Begin ITEMS
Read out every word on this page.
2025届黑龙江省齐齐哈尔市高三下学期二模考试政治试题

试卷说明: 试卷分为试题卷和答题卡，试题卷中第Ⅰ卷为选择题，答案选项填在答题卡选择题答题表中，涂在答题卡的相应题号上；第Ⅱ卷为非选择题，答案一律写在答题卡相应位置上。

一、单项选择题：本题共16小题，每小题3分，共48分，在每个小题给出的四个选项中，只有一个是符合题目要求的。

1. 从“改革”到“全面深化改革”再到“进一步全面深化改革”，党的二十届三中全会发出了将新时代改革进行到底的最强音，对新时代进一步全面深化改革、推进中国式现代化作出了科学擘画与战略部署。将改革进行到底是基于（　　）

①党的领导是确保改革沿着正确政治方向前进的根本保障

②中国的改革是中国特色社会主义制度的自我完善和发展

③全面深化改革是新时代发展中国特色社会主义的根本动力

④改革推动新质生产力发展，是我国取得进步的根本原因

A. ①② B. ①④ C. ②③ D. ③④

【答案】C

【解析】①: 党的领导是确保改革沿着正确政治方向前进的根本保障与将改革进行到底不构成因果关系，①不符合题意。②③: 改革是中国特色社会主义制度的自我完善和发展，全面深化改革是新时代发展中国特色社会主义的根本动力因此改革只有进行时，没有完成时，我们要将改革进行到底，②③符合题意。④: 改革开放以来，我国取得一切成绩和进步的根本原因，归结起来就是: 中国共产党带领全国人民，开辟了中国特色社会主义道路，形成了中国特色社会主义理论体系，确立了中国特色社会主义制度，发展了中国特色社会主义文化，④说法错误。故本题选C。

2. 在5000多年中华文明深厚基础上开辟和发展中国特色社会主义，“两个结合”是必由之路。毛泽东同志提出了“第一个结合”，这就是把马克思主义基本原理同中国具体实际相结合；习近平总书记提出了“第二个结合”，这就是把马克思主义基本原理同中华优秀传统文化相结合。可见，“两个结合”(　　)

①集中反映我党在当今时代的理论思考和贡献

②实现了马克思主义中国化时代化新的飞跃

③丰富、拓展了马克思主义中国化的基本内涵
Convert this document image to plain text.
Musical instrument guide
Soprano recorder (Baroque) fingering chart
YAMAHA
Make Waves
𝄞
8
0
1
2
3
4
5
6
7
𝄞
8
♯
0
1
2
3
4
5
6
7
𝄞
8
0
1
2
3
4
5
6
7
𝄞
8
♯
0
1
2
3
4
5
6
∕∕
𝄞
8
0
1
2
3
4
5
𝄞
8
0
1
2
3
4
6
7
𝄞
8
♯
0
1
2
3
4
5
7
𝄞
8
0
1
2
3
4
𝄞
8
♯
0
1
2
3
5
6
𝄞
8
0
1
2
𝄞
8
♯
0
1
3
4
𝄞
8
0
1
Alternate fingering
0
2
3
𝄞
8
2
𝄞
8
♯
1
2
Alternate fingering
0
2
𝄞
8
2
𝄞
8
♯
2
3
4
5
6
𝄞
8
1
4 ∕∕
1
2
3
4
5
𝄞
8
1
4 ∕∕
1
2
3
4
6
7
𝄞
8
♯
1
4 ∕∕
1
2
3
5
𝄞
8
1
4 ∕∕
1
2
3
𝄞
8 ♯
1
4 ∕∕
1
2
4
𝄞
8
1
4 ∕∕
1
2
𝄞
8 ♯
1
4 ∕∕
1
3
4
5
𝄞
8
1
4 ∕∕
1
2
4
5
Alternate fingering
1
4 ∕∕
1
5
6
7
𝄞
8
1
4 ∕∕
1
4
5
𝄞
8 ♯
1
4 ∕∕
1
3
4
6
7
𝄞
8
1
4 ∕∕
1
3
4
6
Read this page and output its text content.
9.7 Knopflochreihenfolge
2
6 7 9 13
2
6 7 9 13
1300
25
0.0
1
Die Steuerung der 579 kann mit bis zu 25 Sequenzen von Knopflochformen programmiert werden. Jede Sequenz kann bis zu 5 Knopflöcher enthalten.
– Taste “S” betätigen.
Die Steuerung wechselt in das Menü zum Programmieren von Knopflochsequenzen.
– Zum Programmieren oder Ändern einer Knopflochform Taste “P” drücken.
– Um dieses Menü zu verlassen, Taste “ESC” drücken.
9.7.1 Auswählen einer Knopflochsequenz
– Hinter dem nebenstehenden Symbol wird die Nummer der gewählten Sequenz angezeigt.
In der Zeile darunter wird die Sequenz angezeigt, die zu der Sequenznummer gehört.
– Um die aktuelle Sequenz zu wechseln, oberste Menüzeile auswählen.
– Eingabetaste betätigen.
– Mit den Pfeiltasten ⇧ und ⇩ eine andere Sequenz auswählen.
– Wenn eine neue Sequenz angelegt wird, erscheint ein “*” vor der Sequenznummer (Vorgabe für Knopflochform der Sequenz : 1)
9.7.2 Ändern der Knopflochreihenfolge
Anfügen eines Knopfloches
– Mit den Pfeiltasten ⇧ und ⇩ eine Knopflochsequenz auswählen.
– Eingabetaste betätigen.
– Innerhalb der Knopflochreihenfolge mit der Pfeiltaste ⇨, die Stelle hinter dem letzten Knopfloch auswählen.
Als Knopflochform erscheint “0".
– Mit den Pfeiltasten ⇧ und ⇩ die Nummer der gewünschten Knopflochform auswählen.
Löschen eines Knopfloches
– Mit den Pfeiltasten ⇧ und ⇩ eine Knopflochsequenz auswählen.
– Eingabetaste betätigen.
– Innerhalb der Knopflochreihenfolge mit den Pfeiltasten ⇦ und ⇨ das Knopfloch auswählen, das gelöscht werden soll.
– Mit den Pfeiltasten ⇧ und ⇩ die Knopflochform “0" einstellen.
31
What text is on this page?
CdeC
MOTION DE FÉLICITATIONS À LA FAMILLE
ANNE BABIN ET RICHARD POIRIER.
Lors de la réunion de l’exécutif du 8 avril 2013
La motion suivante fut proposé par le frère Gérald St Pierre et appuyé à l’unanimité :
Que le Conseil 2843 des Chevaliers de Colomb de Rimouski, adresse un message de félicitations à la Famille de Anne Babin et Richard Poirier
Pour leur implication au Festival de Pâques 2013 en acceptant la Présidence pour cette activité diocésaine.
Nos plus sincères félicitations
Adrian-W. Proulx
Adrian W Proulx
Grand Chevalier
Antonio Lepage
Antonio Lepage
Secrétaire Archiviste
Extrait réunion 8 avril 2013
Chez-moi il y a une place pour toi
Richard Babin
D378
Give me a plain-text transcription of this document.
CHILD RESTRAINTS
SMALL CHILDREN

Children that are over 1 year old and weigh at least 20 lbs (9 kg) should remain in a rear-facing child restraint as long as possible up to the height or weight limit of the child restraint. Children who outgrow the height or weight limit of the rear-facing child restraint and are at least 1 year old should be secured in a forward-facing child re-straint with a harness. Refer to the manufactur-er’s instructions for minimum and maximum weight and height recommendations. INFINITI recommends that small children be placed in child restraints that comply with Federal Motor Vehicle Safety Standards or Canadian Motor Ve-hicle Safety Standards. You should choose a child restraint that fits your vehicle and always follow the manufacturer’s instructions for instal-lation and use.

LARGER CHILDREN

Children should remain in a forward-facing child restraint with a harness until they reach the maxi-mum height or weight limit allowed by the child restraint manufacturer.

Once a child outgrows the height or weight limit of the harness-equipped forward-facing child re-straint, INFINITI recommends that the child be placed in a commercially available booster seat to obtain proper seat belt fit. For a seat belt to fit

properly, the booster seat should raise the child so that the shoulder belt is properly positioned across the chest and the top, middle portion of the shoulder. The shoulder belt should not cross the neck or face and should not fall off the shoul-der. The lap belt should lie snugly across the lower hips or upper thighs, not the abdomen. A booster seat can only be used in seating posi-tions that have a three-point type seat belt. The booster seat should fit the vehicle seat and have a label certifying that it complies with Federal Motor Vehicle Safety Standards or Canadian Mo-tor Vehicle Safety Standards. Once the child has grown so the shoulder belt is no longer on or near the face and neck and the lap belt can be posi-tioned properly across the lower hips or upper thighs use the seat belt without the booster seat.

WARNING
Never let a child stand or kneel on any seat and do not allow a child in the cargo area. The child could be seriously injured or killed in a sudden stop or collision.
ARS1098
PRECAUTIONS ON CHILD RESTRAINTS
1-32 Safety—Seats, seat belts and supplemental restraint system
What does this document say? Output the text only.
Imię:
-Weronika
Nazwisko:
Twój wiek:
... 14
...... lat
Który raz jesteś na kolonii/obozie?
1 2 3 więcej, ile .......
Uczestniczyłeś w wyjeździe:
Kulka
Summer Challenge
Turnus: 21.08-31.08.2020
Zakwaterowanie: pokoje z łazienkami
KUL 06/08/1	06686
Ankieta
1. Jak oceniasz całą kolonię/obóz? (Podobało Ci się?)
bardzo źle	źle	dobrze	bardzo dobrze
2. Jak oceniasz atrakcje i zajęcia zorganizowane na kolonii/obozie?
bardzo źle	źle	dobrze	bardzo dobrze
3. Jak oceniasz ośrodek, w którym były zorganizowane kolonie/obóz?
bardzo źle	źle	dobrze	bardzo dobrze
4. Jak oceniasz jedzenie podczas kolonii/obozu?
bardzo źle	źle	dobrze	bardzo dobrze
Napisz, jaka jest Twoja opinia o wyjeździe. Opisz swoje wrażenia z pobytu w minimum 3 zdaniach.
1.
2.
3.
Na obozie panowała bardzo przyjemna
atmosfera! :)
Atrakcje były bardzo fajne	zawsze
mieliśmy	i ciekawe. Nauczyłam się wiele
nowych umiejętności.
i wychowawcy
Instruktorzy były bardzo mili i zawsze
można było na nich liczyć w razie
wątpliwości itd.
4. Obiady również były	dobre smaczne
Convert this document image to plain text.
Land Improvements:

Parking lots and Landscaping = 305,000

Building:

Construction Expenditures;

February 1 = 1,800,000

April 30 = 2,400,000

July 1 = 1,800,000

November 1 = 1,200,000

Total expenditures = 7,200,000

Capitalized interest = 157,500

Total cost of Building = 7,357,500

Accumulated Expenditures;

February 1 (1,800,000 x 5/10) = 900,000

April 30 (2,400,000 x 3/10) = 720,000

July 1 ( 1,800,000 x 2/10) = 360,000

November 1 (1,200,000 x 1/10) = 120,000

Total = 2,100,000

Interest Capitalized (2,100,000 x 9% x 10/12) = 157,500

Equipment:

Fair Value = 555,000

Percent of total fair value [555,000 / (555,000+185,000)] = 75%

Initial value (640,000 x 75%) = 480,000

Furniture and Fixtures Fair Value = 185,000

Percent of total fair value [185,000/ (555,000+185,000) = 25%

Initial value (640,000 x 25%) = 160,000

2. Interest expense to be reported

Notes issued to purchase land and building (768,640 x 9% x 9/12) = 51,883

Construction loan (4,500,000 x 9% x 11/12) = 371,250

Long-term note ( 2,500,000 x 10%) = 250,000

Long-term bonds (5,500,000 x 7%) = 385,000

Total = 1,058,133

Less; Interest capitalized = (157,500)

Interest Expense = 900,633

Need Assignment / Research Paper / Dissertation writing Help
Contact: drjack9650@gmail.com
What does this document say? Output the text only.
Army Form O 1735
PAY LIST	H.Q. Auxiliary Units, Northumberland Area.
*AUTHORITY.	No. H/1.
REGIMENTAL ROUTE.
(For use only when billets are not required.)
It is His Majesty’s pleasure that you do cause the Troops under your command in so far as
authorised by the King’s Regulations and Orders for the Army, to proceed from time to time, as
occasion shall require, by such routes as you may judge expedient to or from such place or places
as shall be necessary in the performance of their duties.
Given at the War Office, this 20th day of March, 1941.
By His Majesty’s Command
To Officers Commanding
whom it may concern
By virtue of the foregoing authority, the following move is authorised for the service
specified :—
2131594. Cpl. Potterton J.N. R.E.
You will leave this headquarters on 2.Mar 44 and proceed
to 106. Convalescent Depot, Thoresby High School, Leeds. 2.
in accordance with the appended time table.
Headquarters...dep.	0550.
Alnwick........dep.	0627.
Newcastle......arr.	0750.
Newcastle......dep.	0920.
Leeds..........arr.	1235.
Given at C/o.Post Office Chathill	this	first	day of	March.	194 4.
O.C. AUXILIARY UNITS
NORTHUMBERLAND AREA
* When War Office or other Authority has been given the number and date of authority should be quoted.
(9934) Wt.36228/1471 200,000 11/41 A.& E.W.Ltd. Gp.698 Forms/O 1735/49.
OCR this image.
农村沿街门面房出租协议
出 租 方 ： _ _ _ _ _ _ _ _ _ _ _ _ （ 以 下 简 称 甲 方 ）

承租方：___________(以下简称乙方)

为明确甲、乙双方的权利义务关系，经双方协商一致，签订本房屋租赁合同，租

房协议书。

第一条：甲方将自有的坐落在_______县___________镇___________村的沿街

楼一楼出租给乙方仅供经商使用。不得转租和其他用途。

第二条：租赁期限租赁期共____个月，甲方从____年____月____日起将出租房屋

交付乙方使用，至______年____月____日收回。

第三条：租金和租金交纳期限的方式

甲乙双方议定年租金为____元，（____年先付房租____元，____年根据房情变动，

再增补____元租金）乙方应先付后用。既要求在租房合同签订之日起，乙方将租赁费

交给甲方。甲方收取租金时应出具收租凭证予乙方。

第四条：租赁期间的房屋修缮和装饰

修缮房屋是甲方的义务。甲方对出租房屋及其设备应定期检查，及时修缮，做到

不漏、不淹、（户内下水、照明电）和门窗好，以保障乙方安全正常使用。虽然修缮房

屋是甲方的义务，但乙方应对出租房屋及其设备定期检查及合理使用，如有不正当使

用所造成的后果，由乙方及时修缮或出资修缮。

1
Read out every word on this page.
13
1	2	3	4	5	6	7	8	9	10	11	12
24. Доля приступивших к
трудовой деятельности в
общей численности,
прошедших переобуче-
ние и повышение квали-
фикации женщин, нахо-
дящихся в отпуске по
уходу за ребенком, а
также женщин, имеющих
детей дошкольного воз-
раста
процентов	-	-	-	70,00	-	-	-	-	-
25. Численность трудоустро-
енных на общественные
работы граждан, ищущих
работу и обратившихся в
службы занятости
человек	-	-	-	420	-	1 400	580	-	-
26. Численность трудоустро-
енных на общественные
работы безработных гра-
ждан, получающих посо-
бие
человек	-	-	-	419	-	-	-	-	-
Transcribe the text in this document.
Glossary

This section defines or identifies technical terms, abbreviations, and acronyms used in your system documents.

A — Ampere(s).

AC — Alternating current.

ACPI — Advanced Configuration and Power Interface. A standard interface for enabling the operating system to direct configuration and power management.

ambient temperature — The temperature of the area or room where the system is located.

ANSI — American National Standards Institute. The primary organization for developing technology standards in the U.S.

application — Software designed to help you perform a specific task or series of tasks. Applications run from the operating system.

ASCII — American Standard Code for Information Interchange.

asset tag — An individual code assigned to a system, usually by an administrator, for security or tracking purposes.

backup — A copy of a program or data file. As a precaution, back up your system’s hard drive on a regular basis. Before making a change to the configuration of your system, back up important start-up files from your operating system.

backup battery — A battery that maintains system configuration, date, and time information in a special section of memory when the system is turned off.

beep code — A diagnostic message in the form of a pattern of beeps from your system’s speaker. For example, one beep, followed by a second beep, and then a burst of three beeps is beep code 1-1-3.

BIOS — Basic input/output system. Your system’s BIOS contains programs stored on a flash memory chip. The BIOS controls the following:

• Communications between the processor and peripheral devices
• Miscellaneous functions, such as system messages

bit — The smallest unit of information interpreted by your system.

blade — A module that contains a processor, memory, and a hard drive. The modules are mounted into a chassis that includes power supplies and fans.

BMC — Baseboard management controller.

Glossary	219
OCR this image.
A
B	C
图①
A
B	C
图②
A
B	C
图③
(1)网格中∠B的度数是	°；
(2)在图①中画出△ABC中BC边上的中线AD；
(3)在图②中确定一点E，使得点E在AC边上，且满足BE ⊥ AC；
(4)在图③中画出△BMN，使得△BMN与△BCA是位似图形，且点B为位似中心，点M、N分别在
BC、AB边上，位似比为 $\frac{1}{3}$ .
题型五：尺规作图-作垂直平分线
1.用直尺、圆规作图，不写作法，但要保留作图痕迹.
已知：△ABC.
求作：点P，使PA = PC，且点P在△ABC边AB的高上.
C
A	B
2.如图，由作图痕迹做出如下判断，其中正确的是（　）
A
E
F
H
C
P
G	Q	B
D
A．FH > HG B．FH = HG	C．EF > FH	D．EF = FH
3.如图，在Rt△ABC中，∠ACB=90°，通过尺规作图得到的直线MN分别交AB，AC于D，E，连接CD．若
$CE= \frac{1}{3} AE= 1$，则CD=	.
End ITEMS
WHAT YOU NEED TO DO = Write out every line of the data that holds the word "obóz".

CORRECT OUTPUT =
1. Jak oceniasz całą kolonię/obóz? (Podobało Ci się?)
3. Jak oceniasz ośrodek, w którym były zorganizowane kolonie/obóz?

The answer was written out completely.